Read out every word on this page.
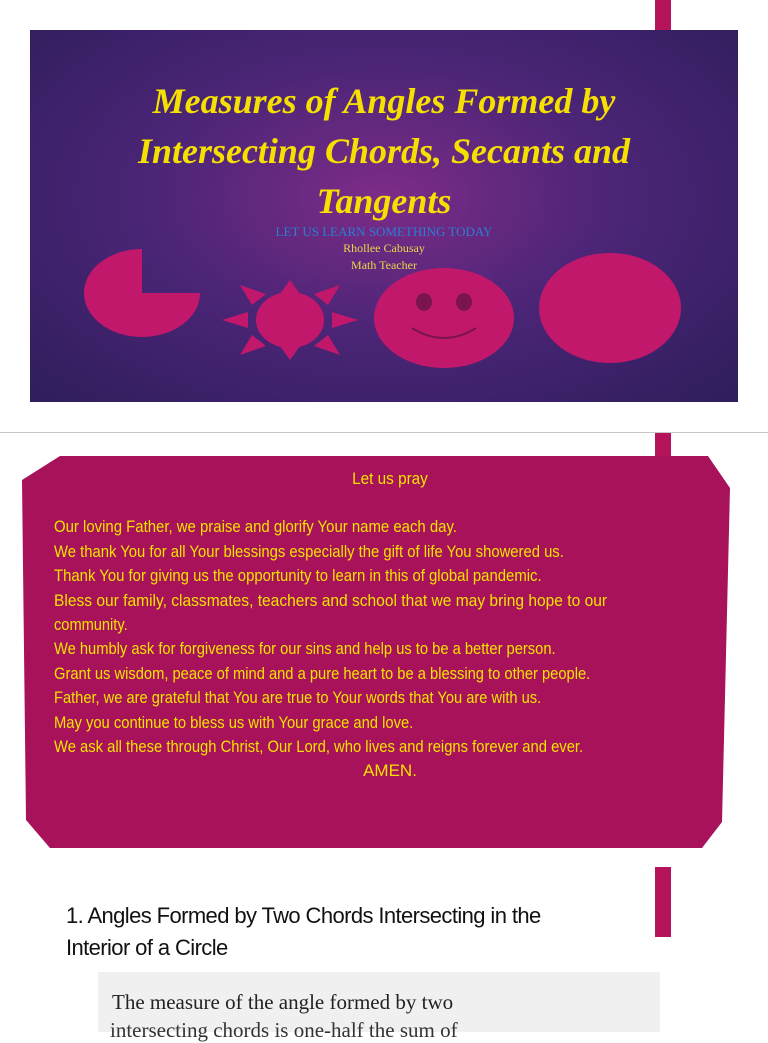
Measures of Angles Formed by
Intersecting Chords, Secants and
Tangents
LET US LEARN SOMETHING TODAY
Rhollee Cabusay
Math Teacher
Let us pray
Our loving Father, we praise and glorify Your name each day.
We thank You for all Your blessings especially the gift of life You showered us.
Thank You for giving us the opportunity to learn in this of global pandemic.
Bless our family, classmates, teachers and school that we may bring hope to our
community.
We humbly ask for forgiveness for our sins and help us to be a better person.
Grant us wisdom, peace of mind and a pure heart to be a blessing to other people.
Father, we are grateful that You are true to Your words that You are with us.
May you continue to bless us with Your grace and love.
We ask all these through Christ, Our Lord, who lives and reigns forever and ever.
AMEN.
1. Angles Formed by Two Chords Intersecting in the
Interior of a Circle
The measure of the angle formed by two
intersecting chords is one-half the sum of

■ **Task to complete**
Which lines hold the word "this"? Copy each of them from the records.

■ **Response to the task**
Read out every word on this page.
Thank You for giving us the opportunity to learn in this of global pandemic.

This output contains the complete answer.